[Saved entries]
>>>>

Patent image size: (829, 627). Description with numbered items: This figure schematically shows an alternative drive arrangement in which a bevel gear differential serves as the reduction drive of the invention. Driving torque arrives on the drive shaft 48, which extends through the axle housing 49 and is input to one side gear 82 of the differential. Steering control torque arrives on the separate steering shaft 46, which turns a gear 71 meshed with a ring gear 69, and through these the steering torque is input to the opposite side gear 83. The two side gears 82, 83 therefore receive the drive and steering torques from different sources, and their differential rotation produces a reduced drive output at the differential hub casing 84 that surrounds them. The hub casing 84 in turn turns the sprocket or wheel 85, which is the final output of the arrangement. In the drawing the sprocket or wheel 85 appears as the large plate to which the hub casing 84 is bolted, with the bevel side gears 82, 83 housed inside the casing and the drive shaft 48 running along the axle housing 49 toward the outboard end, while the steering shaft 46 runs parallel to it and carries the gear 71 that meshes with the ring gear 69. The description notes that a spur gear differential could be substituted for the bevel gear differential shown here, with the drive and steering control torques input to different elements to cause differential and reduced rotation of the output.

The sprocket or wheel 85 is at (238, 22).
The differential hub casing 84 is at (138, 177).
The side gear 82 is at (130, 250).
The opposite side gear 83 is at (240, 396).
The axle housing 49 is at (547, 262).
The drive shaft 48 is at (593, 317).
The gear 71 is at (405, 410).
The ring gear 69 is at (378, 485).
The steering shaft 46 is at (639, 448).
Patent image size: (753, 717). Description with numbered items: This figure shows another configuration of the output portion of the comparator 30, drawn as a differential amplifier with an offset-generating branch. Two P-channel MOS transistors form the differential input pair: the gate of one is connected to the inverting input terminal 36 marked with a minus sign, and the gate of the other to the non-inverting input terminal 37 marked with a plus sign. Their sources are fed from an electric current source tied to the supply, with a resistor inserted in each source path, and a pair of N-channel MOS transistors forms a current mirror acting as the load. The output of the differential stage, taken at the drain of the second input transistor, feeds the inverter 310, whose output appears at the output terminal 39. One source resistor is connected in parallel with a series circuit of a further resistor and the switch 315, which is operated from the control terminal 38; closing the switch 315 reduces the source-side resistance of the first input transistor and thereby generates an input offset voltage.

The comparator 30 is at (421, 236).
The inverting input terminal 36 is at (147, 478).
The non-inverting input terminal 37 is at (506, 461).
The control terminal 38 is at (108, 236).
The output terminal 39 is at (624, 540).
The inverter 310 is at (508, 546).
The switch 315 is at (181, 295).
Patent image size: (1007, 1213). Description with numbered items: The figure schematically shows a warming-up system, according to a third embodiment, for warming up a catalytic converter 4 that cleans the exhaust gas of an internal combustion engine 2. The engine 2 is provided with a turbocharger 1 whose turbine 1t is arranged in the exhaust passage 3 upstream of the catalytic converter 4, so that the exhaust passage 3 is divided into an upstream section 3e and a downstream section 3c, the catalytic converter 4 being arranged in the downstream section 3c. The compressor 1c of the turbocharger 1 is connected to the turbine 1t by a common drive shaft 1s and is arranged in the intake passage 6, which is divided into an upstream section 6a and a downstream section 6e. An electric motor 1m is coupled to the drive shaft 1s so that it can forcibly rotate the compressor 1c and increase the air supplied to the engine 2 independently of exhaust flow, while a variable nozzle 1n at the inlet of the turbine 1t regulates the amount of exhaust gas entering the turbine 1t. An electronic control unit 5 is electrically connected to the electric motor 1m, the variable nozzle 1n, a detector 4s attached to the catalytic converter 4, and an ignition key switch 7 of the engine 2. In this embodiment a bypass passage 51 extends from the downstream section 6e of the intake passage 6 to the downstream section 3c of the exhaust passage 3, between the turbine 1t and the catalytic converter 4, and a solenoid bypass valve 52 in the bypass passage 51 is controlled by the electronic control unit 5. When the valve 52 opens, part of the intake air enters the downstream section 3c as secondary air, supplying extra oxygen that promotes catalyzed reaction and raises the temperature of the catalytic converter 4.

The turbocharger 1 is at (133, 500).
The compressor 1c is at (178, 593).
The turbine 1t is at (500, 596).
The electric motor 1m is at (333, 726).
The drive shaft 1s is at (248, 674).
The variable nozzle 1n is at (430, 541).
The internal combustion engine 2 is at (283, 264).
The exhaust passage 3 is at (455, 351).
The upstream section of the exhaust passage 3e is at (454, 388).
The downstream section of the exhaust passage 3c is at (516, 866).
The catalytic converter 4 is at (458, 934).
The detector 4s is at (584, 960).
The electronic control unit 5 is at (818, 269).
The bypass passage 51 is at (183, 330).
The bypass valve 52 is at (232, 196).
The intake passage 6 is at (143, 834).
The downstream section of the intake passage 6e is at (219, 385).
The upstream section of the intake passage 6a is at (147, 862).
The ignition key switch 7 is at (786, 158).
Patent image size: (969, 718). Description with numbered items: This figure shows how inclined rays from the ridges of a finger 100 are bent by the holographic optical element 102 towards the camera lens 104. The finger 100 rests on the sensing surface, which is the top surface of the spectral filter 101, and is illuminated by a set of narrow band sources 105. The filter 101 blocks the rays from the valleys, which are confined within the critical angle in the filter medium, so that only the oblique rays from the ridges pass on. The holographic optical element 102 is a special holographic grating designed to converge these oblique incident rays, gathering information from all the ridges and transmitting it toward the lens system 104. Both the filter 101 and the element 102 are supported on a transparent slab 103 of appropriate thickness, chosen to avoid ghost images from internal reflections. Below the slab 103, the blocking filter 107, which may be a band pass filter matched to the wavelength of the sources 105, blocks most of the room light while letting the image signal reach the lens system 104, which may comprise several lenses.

<<<<

Written instruction: Arrange everything from the first line of the entries down to the line containing "The steering shaft 46 is at (639, 448)." as a numbered list, omitting any blank lines.

Complete response:
1. Patent image size: (829, 627). Description with numbered items: This figure schematically shows an alternative drive arrangement in which a bevel gear differential serves as the reduction drive of the invention. Driving torque arrives on the drive shaft 48, which extends through the axle housing 49 and is input to one side gear 82 of the differential. Steering control torque arrives on the separate steering shaft 46, which turns a gear 71 meshed with a ring gear 69, and through these the steering torque is input to the opposite side gear 83. The two side gears 82, 83 therefore receive the drive and steering torques from different sources, and their differential rotation produces a reduced drive output at the differential hub casing 84 that surrounds them. The hub casing 84 in turn turns the sprocket or wheel 85, which is the final output of the arrangement. In the drawing the sprocket or wheel 85 appears as the large plate to which the hub casing 84 is bolted, with the bevel side gears 82, 83 housed inside the casing and the drive shaft 48 running along the axle housing 49 toward the outboard end, while the steering shaft 46 runs parallel to it and carries the gear 71 that meshes with the ring gear 69. The description notes that a spur gear differential could be substituted for the bevel gear differential shown here, with the drive and steering control torques input to different elements to cause differential and reduced rotation of the output.
2. The sprocket or wheel 85 is at (238, 22).
3. The differential hub casing 84 is at (138, 177).
4. The side gear 82 is at (130, 250).
5. The opposite side gear 83 is at (240, 396).
6. The axle housing 49 is at (547, 262).
7. The drive shaft 48 is at (593, 317).
8. The gear 71 is at (405, 410).
9. The ring gear 69 is at (378, 485).
10. The steering shaft 46 is at (639, 448).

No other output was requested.